→ **DATA SHOWN**:
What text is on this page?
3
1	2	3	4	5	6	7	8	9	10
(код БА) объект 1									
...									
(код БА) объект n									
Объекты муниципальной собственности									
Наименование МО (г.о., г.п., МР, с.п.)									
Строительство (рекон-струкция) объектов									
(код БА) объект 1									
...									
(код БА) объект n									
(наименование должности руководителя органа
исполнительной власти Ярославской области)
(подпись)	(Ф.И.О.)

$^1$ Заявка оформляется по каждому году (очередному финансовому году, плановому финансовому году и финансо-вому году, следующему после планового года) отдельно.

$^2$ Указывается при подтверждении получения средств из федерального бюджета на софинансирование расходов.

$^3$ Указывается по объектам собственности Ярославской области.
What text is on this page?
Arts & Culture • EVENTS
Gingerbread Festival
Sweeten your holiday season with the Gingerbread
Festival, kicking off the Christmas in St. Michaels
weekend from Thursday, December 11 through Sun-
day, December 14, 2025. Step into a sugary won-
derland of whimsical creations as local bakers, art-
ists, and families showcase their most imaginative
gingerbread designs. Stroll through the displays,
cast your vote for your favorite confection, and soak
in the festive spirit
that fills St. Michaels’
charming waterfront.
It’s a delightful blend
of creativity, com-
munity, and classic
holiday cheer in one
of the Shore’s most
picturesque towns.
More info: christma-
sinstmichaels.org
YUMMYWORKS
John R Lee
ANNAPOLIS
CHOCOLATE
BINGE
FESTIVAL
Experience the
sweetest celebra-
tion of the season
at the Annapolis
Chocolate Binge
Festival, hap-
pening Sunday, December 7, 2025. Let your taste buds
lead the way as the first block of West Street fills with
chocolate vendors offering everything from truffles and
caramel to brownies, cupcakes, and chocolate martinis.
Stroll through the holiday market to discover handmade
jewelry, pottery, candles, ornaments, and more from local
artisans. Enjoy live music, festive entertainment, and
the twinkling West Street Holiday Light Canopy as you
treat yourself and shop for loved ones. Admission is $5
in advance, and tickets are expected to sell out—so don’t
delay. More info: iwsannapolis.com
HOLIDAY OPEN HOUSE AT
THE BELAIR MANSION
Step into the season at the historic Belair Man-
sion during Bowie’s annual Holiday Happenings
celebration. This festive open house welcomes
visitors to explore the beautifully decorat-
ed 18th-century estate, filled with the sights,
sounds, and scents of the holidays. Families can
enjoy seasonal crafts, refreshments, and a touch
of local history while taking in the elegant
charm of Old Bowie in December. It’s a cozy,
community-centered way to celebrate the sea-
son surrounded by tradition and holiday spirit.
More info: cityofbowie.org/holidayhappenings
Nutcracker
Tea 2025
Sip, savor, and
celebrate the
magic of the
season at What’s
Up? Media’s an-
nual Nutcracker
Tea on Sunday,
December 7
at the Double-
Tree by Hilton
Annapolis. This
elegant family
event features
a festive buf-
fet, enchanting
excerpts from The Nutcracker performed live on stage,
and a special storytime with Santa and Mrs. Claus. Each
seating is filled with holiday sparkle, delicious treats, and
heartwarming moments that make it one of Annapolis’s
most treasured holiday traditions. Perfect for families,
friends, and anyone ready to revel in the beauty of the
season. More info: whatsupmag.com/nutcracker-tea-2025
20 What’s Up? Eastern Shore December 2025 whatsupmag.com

→ **WHAT THIS TASK INVOLVES**: Check each line above for the word "Step" and say how many have it, with nothing else.

→ **RESPONSE BELOW**: 2